[Data section]:

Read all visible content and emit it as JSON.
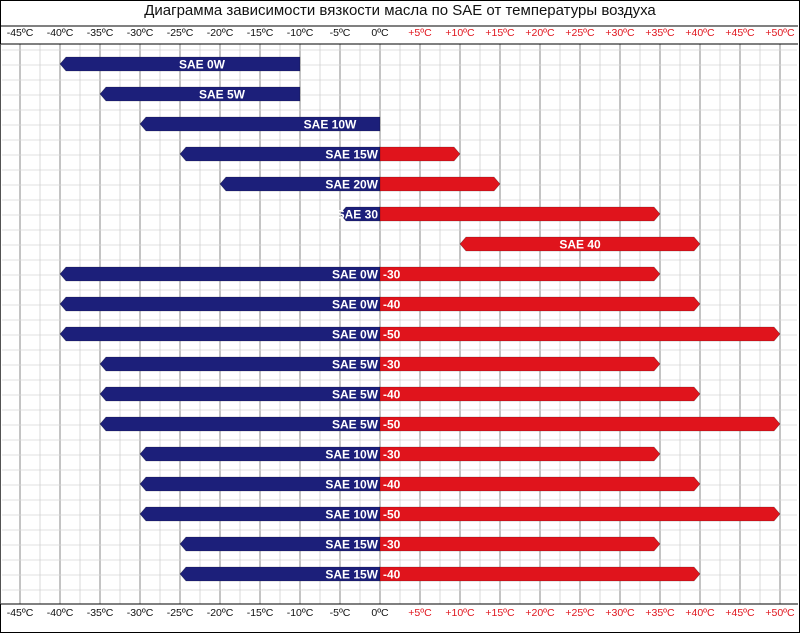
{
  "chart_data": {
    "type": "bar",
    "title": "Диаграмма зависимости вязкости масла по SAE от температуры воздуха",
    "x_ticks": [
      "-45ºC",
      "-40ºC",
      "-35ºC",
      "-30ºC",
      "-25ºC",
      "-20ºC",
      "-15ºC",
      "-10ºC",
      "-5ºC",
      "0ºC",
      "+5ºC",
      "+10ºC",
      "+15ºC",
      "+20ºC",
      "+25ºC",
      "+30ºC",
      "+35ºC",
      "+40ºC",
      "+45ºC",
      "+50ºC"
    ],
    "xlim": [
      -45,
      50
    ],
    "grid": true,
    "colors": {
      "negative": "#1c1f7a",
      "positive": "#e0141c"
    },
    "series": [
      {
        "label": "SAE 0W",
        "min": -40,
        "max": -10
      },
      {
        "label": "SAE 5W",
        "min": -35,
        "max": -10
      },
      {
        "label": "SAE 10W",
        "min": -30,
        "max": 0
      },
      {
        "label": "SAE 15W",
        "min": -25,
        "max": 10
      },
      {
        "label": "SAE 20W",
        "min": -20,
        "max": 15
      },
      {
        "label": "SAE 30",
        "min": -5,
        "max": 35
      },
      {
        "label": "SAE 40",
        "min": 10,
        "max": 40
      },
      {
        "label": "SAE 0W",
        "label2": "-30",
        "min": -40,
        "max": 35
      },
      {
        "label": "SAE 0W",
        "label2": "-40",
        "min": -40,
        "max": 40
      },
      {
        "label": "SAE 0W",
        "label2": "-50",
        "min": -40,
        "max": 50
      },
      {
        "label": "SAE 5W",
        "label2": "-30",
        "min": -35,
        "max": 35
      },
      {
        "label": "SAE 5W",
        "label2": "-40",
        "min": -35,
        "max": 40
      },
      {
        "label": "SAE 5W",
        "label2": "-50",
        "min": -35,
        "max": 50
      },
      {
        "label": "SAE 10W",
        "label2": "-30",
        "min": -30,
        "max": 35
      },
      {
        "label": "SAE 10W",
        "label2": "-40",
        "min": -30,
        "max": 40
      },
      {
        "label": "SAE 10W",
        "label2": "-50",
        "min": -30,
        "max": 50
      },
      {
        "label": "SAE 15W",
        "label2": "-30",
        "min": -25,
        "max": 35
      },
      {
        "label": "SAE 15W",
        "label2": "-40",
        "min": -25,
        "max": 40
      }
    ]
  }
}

[What to do]: Give every line back word for word and leave the pictures out.

[Worked solution]:
Read all visible content and emit it as JSON.
{
  "chart_data": {
    "type": "bar",
    "title": "Диаграмма зависимости вязкости масла по SAE от температуры воздуха",
    "x_ticks": [
      "-45ºC",
      "-40ºC",
      "-35ºC",
      "-30ºC",
      "-25ºC",
      "-20ºC",
      "-15ºC",
      "-10ºC",
      "-5ºC",
      "0ºC",
      "+5ºC",
      "+10ºC",
      "+15ºC",
      "+20ºC",
      "+25ºC",
      "+30ºC",
      "+35ºC",
      "+40ºC",
      "+45ºC",
      "+50ºC"
    ],
    "xlim": [
      -45,
      50
    ],
    "grid": true,
    "colors": {
      "negative": "#1c1f7a",
      "positive": "#e0141c"
    },
    "series": [
      {
        "label": "SAE 0W",
        "min": -40,
        "max": -10
      },
      {
        "label": "SAE 5W",
        "min": -35,
        "max": -10
      },
      {
        "label": "SAE 10W",
        "min": -30,
        "max": 0
      },
      {
        "label": "SAE 15W",
        "min": -25,
        "max": 10
      },
      {
        "label": "SAE 20W",
        "min": -20,
        "max": 15
      },
      {
        "label": "SAE 30",
        "min": -5,
        "max": 35
      },
      {
        "label": "SAE 40",
        "min": 10,
        "max": 40
      },
      {
        "label": "SAE 0W",
        "label2": "-30",
        "min": -40,
        "max": 35
      },
      {
        "label": "SAE 0W",
        "label2": "-40",
        "min": -40,
        "max": 40
      },
      {
        "label": "SAE 0W",
        "label2": "-50",
        "min": -40,
        "max": 50
      },
      {
        "label": "SAE 5W",
        "label2": "-30",
        "min": -35,
        "max": 35
      },
      {
        "label": "SAE 5W",
        "label2": "-40",
        "min": -35,
        "max": 40
      },
      {
        "label": "SAE 5W",
        "label2": "-50",
        "min": -35,
        "max": 50
      },
      {
        "label": "SAE 10W",
        "label2": "-30",
        "min": -30,
        "max": 35
      },
      {
        "label": "SAE 10W",
        "label2": "-40",
        "min": -30,
        "max": 40
      },
      {
        "label": "SAE 10W",
        "label2": "-50",
        "min": -30,
        "max": 50
      },
      {
        "label": "SAE 15W",
        "label2": "-30",
        "min": -25,
        "max": 35
      },
      {
        "label": "SAE 15W",
        "label2": "-40",
        "min": -25,
        "max": 40
      }
    ]
  }
}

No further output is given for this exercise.